-- start --

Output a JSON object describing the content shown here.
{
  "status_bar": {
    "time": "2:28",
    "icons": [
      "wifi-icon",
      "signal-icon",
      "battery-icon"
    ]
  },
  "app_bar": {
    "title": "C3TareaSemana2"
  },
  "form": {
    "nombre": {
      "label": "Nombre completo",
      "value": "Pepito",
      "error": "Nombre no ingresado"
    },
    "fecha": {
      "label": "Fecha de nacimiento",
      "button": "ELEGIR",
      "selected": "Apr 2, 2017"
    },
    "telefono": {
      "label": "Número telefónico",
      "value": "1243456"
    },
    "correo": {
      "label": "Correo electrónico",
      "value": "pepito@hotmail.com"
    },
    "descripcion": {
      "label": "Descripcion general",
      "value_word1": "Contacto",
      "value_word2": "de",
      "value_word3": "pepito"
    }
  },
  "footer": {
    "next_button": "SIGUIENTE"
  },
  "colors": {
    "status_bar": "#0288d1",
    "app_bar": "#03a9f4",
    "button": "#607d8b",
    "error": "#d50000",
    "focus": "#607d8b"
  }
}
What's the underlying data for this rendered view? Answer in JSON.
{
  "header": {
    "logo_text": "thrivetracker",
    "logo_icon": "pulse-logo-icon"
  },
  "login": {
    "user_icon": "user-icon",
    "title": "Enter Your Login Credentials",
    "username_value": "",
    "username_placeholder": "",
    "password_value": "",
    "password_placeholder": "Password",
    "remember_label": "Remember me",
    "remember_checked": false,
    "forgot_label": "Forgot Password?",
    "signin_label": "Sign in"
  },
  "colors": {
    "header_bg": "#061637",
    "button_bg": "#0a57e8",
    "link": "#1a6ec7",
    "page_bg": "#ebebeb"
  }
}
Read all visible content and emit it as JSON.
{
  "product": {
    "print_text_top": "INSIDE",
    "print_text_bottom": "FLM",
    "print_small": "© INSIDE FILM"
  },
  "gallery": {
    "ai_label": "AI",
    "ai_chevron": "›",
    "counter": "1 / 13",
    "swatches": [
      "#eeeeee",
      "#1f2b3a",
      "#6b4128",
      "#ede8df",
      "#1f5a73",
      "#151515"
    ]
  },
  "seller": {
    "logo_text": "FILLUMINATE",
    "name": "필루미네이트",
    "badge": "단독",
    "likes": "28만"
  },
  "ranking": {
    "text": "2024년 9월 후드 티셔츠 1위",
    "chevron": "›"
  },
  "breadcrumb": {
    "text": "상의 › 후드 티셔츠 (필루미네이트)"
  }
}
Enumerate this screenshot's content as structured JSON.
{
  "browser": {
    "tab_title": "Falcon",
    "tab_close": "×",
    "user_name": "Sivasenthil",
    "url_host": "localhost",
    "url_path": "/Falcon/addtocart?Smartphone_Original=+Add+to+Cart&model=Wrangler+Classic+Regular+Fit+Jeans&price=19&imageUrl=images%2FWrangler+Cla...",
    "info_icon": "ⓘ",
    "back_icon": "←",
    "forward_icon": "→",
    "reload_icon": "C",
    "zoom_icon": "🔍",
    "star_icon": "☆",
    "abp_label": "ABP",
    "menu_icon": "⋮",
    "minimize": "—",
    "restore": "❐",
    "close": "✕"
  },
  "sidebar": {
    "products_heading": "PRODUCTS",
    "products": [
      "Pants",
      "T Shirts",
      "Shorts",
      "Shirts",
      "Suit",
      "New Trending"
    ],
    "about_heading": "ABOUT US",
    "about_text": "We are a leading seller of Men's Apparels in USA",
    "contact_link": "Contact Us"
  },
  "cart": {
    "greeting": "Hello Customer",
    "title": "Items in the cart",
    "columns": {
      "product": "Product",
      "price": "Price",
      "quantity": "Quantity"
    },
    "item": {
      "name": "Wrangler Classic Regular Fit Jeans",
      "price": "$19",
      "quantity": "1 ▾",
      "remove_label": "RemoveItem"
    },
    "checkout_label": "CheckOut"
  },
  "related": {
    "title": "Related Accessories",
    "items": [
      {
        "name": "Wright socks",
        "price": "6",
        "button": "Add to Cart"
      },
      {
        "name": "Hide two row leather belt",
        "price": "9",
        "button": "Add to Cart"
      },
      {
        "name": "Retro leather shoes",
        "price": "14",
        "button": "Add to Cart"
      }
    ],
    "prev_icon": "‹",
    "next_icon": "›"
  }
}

-- end --

## [EXERCISE]
Reproduce every line of the listing above in which the string "JSON" appears.

## [RESULT OF THIS TASK]
Output a JSON object describing the content shown here.
What's the underlying data for this rendered view? Answer in JSON.
Read all visible content and emit it as JSON.
Enumerate this screenshot's content as structured JSON.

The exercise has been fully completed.